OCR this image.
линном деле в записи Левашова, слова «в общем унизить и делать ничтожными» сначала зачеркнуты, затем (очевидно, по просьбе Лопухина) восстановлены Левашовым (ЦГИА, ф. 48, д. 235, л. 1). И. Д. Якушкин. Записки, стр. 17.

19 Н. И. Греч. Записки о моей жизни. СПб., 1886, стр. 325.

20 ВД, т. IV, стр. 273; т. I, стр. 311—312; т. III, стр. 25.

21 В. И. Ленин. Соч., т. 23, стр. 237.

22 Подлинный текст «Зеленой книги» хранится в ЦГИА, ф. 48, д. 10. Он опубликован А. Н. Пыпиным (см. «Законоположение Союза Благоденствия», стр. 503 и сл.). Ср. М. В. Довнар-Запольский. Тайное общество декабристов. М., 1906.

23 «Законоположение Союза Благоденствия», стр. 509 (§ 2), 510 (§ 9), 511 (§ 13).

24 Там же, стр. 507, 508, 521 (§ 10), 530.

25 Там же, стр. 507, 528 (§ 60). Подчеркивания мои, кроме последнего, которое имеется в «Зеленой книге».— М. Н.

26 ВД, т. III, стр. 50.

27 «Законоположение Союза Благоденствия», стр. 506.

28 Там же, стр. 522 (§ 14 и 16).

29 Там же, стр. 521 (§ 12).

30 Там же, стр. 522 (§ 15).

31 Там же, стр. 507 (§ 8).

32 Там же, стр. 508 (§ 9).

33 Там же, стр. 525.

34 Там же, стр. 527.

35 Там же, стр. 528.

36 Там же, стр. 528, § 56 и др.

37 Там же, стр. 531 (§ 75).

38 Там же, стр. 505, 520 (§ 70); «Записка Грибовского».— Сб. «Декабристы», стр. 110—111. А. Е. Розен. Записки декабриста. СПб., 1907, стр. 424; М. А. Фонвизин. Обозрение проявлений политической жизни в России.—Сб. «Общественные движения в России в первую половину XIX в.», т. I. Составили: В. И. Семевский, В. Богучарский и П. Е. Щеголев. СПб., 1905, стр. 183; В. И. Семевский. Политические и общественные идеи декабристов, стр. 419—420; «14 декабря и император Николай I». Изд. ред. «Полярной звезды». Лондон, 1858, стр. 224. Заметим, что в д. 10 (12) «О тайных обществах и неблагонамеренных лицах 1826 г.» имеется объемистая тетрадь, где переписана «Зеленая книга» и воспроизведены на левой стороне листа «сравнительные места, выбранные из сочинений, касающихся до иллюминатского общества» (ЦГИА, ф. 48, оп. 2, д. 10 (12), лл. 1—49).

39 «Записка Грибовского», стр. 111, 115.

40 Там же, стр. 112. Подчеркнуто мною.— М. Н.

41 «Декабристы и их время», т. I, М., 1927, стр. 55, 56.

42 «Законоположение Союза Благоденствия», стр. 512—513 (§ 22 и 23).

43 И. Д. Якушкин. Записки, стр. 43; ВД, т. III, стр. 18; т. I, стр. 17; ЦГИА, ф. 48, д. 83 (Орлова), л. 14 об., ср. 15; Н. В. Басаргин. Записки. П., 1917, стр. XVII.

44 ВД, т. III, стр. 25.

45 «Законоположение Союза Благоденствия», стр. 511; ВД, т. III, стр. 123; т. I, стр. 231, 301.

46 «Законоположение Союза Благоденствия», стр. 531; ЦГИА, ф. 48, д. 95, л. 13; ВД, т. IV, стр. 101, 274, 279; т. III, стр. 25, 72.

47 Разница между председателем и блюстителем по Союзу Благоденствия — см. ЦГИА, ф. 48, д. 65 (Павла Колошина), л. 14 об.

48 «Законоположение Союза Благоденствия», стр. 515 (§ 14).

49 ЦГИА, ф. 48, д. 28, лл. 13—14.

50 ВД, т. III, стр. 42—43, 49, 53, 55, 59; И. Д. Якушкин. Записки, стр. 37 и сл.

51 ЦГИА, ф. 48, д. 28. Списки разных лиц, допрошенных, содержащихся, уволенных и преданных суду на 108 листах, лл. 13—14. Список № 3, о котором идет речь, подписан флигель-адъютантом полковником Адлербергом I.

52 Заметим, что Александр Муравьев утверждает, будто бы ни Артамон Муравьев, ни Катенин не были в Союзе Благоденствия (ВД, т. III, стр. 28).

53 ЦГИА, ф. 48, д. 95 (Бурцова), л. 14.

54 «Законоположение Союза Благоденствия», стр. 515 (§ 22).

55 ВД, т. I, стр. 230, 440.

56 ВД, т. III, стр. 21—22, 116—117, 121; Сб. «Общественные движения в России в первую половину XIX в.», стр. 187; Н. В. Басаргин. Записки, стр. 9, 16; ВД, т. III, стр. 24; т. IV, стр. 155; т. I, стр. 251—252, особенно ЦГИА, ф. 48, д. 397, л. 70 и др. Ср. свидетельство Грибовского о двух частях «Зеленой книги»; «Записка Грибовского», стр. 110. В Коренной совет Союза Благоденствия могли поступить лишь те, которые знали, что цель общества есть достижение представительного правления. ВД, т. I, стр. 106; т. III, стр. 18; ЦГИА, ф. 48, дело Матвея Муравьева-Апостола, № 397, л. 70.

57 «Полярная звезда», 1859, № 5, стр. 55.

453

▶ **Task directions**
Every entry should be printed again exactly as written.

▶ **Solution to this exercise**
OCR this image.
линном деле в записи Левашова, слова «в общем унизить и делать ничтожными» сначала зачеркнуты, затем (очевидно, по просьбе Лопухина) восстановлены Левашовым (ЦГИА, ф. 48, д. 235, л. 1). И. Д. Якушкин. Записки, стр. 17.

19 Н. И. Греч. Записки о моей жизни. СПб., 1886, стр. 325.

20 ВД, т. IV, стр. 273; т. I, стр. 311—312; т. III, стр. 25.

21 В. И. Ленин. Соч., т. 23, стр. 237.

22 Подлинный текст «Зеленой книги» хранится в ЦГИА, ф. 48, д. 10. Он опубликован А. Н. Пыпиным (см. «Законоположение Союза Благоденствия», стр. 503 и сл.). Ср. М. В. Довнар-Запольский. Тайное общество декабристов. М., 1906.

23 «Законоположение Союза Благоденствия», стр. 509 (§ 2), 510 (§ 9), 511 (§ 13).

24 Там же, стр. 507, 508, 521 (§ 10), 530.

25 Там же, стр. 507, 528 (§ 60). Подчеркивания мои, кроме последнего, которое имеется в «Зеленой книге».— М. Н.

26 ВД, т. III, стр. 50.

27 «Законоположение Союза Благоденствия», стр. 506.

28 Там же, стр. 522 (§ 14 и 16).

29 Там же, стр. 521 (§ 12).

30 Там же, стр. 522 (§ 15).

31 Там же, стр. 507 (§ 8).

32 Там же, стр. 508 (§ 9).

33 Там же, стр. 525.

34 Там же, стр. 527.

35 Там же, стр. 528.

36 Там же, стр. 528, § 56 и др.

37 Там же, стр. 531 (§ 75).

38 Там же, стр. 505, 520 (§ 70); «Записка Грибовского».— Сб. «Декабристы», стр. 110—111. А. Е. Розен. Записки декабриста. СПб., 1907, стр. 424; М. А. Фонвизин. Обозрение проявлений политической жизни в России.—Сб. «Общественные движения в России в первую половину XIX в.», т. I. Составили: В. И. Семевский, В. Богучарский и П. Е. Щеголев. СПб., 1905, стр. 183; В. И. Семевский. Политические и общественные идеи декабристов, стр. 419—420; «14 декабря и император Николай I». Изд. ред. «Полярной звезды». Лондон, 1858, стр. 224. Заметим, что в д. 10 (12) «О тайных обществах и неблагонамеренных лицах 1826 г.» имеется объемистая тетрадь, где переписана «Зеленая книга» и воспроизведены на левой стороне листа «сравнительные места, выбранные из сочинений, касающихся до иллюминатского общества» (ЦГИА, ф. 48, оп. 2, д. 10 (12), лл. 1—49).

39 «Записка Грибовского», стр. 111, 115.

40 Там же, стр. 112. Подчеркнуто мною.— М. Н.

41 «Декабристы и их время», т. I, М., 1927, стр. 55, 56.

42 «Законоположение Союза Благоденствия», стр. 512—513 (§ 22 и 23).

43 И. Д. Якушкин. Записки, стр. 43; ВД, т. III, стр. 18; т. I, стр. 17; ЦГИА, ф. 48, д. 83 (Орлова), л. 14 об., ср. 15; Н. В. Басаргин. Записки. П., 1917, стр. XVII.

44 ВД, т. III, стр. 25.

45 «Законоположение Союза Благоденствия», стр. 511; ВД, т. III, стр. 123; т. I, стр. 231, 301.

46 «Законоположение Союза Благоденствия», стр. 531; ЦГИА, ф. 48, д. 95, л. 13; ВД, т. IV, стр. 101, 274, 279; т. III, стр. 25, 72.

47 Разница между председателем и блюстителем по Союзу Благоденствия — см. ЦГИА, ф. 48, д. 65 (Павла Колошина), л. 14 об.

48 «Законоположение Союза Благоденствия», стр. 515 (§ 14).

49 ЦГИА, ф. 48, д. 28, лл. 13—14.

50 ВД, т. III, стр. 42—43, 49, 53, 55, 59; И. Д. Якушкин. Записки, стр. 37 и сл.

51 ЦГИА, ф. 48, д. 28. Списки разных лиц, допрошенных, содержащихся, уволенных и преданных суду на 108 листах, лл. 13—14. Список № 3, о котором идет речь, подписан флигель-адъютантом полковником Адлербергом I.

52 Заметим, что Александр Муравьев утверждает, будто бы ни Артамон Муравьев, ни Катенин не были в Союзе Благоденствия (ВД, т. III, стр. 28).

53 ЦГИА, ф. 48, д. 95 (Бурцова), л. 14.

54 «Законоположение Союза Благоденствия», стр. 515 (§ 22).

55 ВД, т. I, стр. 230, 440.

56 ВД, т. III, стр. 21—22, 116—117, 121; Сб. «Общественные движения в России в первую половину XIX в.», стр. 187; Н. В. Басаргин. Записки, стр. 9, 16; ВД, т. III, стр. 24; т. IV, стр. 155; т. I, стр. 251—252, особенно ЦГИА, ф. 48, д. 397, л. 70 и др. Ср. свидетельство Грибовского о двух частях «Зеленой книги»; «Записка Грибовского», стр. 110. В Коренной совет Союза Благоденствия могли поступить лишь те, которые знали, что цель общества есть достижение представительного правления. ВД, т. I, стр. 106; т. III, стр. 18; ЦГИА, ф. 48, дело Матвея Муравьева-Апостола, № 397, л. 70.

57 «Полярная звезда», 1859, № 5, стр. 55.

453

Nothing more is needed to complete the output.